Collected data entries:
┄┄┄┄┄┄┄┄┄┄
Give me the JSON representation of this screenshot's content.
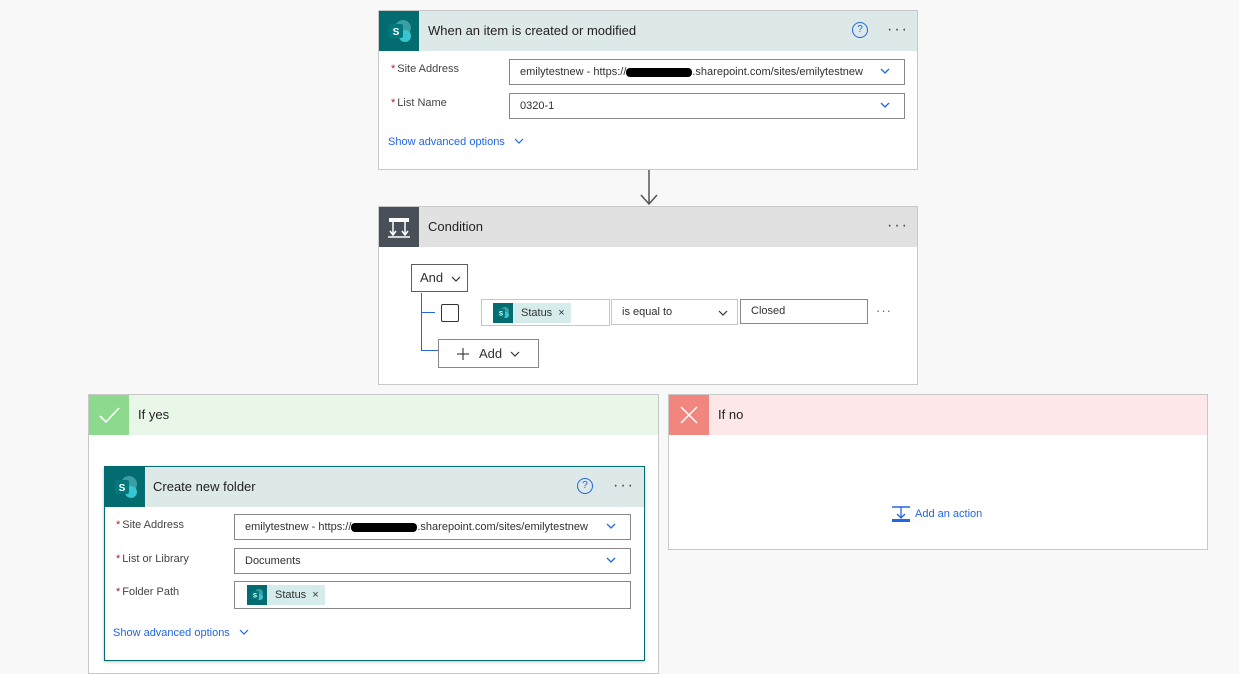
{
  "trigger": {
    "title": "When an item is created or modified",
    "help": "?",
    "menu": "···",
    "site_label": "Site Address",
    "site_value_prefix": "emilytestnew - https://",
    "site_value_suffix": ".sharepoint.com/sites/emilytestnew",
    "list_label": "List Name",
    "list_value": "0320-1",
    "advanced": "Show advanced options"
  },
  "condition": {
    "title": "Condition",
    "menu": "···",
    "group_operator": "And",
    "row": {
      "token": "Status",
      "token_remove": "×",
      "operator": "is equal to",
      "value": "Closed",
      "more": "···"
    },
    "add_label": "Add"
  },
  "yes_branch": {
    "title": "If yes",
    "action": {
      "title": "Create new folder",
      "help": "?",
      "menu": "···",
      "site_label": "Site Address",
      "site_value_prefix": "emilytestnew - https://",
      "site_value_suffix": ".sharepoint.com/sites/emilytestnew",
      "library_label": "List or Library",
      "library_value": "Documents",
      "folder_label": "Folder Path",
      "folder_token": "Status",
      "folder_token_remove": "×",
      "advanced": "Show advanced options"
    }
  },
  "no_branch": {
    "title": "If no",
    "add_action": "Add an action"
  },
  "colors": {
    "sharepoint": "#036c70",
    "trigger_header": "#dde8e8",
    "condition_header": "#e1e1e1",
    "condition_icon": "#484f58",
    "yes_header": "#e9f7e9",
    "yes_icon": "#8dd98d",
    "no_header": "#fde7e9",
    "no_icon": "#f1867e",
    "link": "#2266e3"
  },
  "icons": [
    "sharepoint-icon",
    "condition-icon",
    "check-icon",
    "cross-icon",
    "help-icon",
    "chevron-down-icon",
    "add-action-icon"
  ]
}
┄┄┄┄┄┄┄┄┄┄
**Task goal:** Search the data for the word "Address" and copy each line where it appears.

**The solution:**
    "site_label": "Site Address",
      "site_label": "Site Address",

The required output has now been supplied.